**The request:**
Would you transcribe the whole listing exactly, minus its pictures?
[START OF Task inputs]
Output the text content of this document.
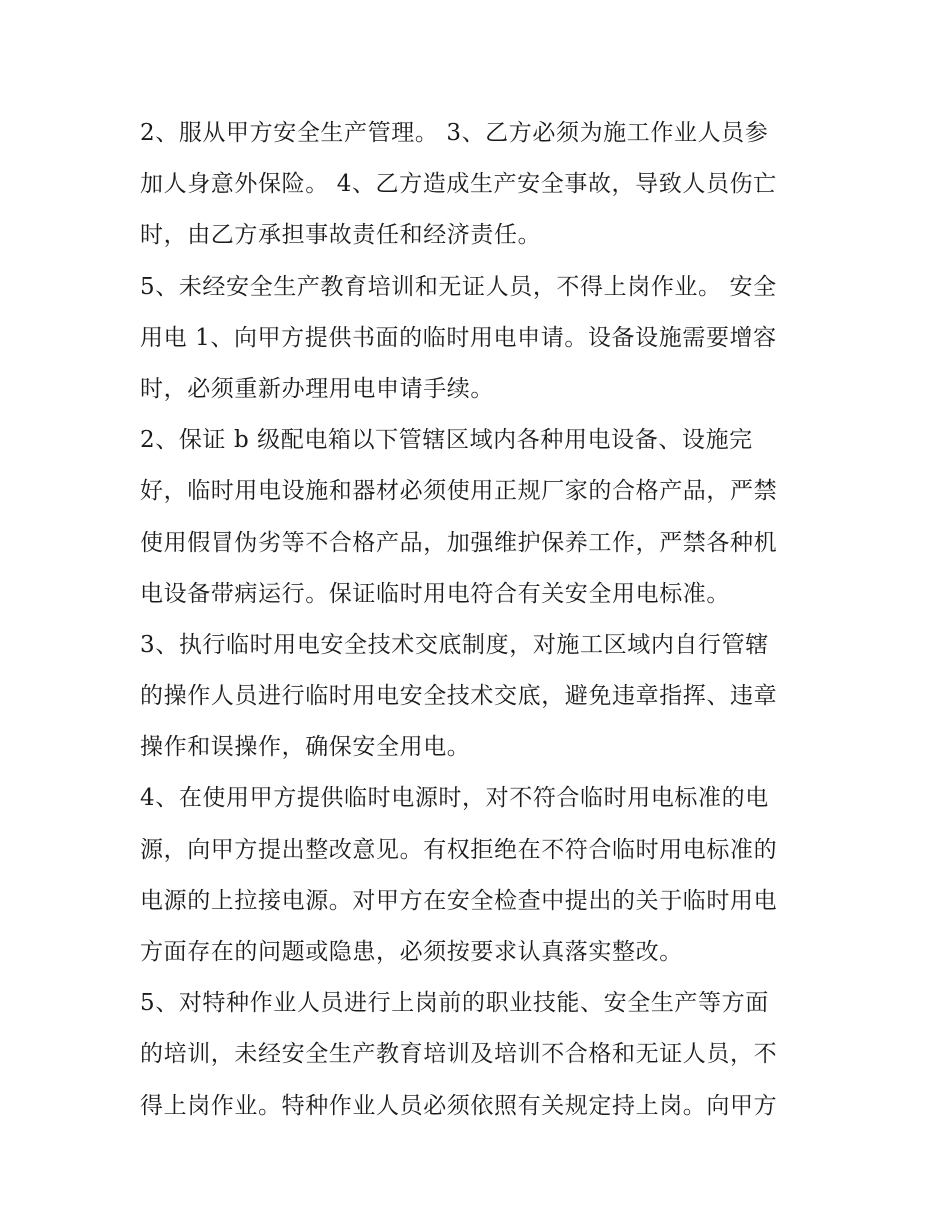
2、服从甲方安全生产管理。 3、乙方必须为施工作业人员参
加人身意外保险。 4、乙方造成生产安全事故，导致人员伤亡
时，由乙方承担事故责任和经济责任。

5、未经安全生产教育培训和无证人员，不得上岗作业。 安全
用电 1、向甲方提供书面的临时用电申请。设备设施需要增容
时，必须重新办理用电申请手续。

2、保证 b 级配电箱以下管辖区域内各种用电设备、设施完
好，临时用电设施和器材必须使用正规厂家的合格产品，严禁
使用假冒伪劣等不合格产品，加强维护保养工作，严禁各种机
电设备带病运行。保证临时用电符合有关安全用电标准。

3、执行临时用电安全技术交底制度，对施工区域内自行管辖
的操作人员进行临时用电安全技术交底，避免违章指挥、违章
操作和误操作，确保安全用电。

4、在使用甲方提供临时电源时，对不符合临时用电标准的电
源，向甲方提出整改意见。有权拒绝在不符合临时用电标准的
电源的上拉接电源。对甲方在安全检查中提出的关于临时用电
方面存在的问题或隐患，必须按要求认真落实整改。

5、对特种作业人员进行上岗前的职业技能、安全生产等方面
的培训，未经安全生产教育培训及培训不合格和无证人员，不
得上岗作业。特种作业人员必须依照有关规定持上岗。向甲方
[END OF Task inputs]
**Reply:**
Output the text content of this document.
2、服从甲方安全生产管理。 3、乙方必须为施工作业人员参
加人身意外保险。 4、乙方造成生产安全事故，导致人员伤亡
时，由乙方承担事故责任和经济责任。

5、未经安全生产教育培训和无证人员，不得上岗作业。 安全
用电 1、向甲方提供书面的临时用电申请。设备设施需要增容
时，必须重新办理用电申请手续。

2、保证 b 级配电箱以下管辖区域内各种用电设备、设施完
好，临时用电设施和器材必须使用正规厂家的合格产品，严禁
使用假冒伪劣等不合格产品，加强维护保养工作，严禁各种机
电设备带病运行。保证临时用电符合有关安全用电标准。

3、执行临时用电安全技术交底制度，对施工区域内自行管辖
的操作人员进行临时用电安全技术交底，避免违章指挥、违章
操作和误操作，确保安全用电。

4、在使用甲方提供临时电源时，对不符合临时用电标准的电
源，向甲方提出整改意见。有权拒绝在不符合临时用电标准的
电源的上拉接电源。对甲方在安全检查中提出的关于临时用电
方面存在的问题或隐患，必须按要求认真落实整改。

5、对特种作业人员进行上岗前的职业技能、安全生产等方面
的培训，未经安全生产教育培训及培训不合格和无证人员，不
得上岗作业。特种作业人员必须依照有关规定持上岗。向甲方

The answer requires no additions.